Rows:
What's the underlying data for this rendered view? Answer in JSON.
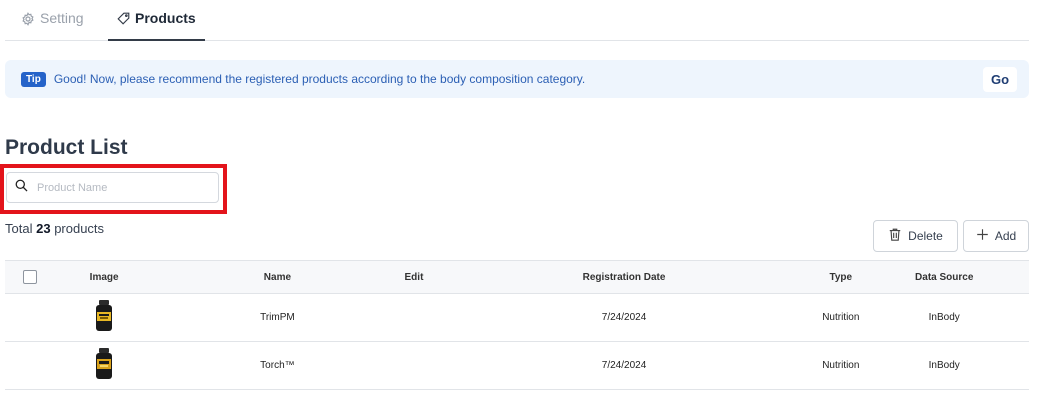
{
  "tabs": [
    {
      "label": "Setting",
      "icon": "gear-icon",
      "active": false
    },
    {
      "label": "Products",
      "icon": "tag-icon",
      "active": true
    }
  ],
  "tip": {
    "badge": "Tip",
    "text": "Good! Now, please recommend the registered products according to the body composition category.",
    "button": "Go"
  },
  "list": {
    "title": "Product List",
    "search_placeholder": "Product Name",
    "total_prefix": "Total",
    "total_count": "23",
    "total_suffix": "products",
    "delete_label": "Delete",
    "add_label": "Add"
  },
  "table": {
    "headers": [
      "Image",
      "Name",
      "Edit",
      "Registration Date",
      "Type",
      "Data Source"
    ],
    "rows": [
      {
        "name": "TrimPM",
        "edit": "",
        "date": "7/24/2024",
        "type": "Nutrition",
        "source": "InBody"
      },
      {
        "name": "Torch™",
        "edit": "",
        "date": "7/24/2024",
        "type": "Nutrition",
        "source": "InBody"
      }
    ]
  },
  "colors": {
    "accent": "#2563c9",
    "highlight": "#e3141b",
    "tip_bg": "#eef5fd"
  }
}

Exercise objective: Retype everything in the material word for word, minus pictures.

The completed task:
What's the underlying data for this rendered view? Answer in JSON.
{
  "tabs": [
    {
      "label": "Setting",
      "icon": "gear-icon",
      "active": false
    },
    {
      "label": "Products",
      "icon": "tag-icon",
      "active": true
    }
  ],
  "tip": {
    "badge": "Tip",
    "text": "Good! Now, please recommend the registered products according to the body composition category.",
    "button": "Go"
  },
  "list": {
    "title": "Product List",
    "search_placeholder": "Product Name",
    "total_prefix": "Total",
    "total_count": "23",
    "total_suffix": "products",
    "delete_label": "Delete",
    "add_label": "Add"
  },
  "table": {
    "headers": [
      "Image",
      "Name",
      "Edit",
      "Registration Date",
      "Type",
      "Data Source"
    ],
    "rows": [
      {
        "name": "TrimPM",
        "edit": "",
        "date": "7/24/2024",
        "type": "Nutrition",
        "source": "InBody"
      },
      {
        "name": "Torch™",
        "edit": "",
        "date": "7/24/2024",
        "type": "Nutrition",
        "source": "InBody"
      }
    ]
  },
  "colors": {
    "accent": "#2563c9",
    "highlight": "#e3141b",
    "tip_bg": "#eef5fd"
  }
}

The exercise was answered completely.